[Recorded data]
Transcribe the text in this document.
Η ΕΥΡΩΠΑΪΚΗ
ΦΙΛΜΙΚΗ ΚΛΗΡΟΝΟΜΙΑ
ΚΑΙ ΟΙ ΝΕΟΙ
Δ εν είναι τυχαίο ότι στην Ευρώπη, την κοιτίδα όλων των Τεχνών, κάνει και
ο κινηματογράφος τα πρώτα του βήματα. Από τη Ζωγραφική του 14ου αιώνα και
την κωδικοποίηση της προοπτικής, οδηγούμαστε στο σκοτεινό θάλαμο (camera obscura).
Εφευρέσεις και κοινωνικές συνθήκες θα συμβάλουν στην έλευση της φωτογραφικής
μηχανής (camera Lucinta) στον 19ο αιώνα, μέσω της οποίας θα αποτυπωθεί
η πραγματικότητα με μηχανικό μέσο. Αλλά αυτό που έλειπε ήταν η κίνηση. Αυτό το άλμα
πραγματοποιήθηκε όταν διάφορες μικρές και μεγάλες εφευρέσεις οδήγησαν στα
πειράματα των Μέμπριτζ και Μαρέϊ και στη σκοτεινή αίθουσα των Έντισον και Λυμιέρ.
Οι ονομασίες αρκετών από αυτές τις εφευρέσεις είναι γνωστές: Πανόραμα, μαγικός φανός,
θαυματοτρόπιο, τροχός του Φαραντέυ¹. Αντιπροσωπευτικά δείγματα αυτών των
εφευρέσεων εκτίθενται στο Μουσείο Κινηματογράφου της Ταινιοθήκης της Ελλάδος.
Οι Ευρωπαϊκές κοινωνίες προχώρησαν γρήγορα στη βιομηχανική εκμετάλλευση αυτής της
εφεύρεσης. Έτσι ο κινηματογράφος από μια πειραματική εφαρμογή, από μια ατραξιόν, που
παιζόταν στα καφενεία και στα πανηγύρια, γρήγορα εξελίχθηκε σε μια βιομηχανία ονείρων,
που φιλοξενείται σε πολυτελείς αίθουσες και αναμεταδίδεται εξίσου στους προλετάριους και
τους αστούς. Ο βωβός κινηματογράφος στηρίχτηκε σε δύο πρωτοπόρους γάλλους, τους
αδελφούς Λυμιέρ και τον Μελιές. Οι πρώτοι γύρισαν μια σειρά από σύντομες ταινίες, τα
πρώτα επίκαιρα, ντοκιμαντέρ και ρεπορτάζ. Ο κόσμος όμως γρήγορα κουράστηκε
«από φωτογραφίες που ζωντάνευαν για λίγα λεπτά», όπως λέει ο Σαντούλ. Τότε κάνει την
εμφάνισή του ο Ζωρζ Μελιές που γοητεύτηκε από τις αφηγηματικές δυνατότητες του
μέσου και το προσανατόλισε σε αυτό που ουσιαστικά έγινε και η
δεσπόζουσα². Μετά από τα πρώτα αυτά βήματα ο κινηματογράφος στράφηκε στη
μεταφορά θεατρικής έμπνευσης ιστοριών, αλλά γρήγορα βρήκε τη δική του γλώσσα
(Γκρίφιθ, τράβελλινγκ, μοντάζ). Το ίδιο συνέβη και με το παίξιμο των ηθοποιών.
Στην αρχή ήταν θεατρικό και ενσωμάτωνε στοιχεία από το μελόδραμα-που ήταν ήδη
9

Set problem: Scan the data above; copy every line where "Λυμιέρ" appears.

Reply to the exercise:
πειράματα των Μέμπριτζ και Μαρέϊ και στη σκοτεινή αίθουσα των Έντισον και Λυμιέρ.
αδελφούς Λυμιέρ και τον Μελιές. Οι πρώτοι γύρισαν μια σειρά από σύντομες ταινίες, τα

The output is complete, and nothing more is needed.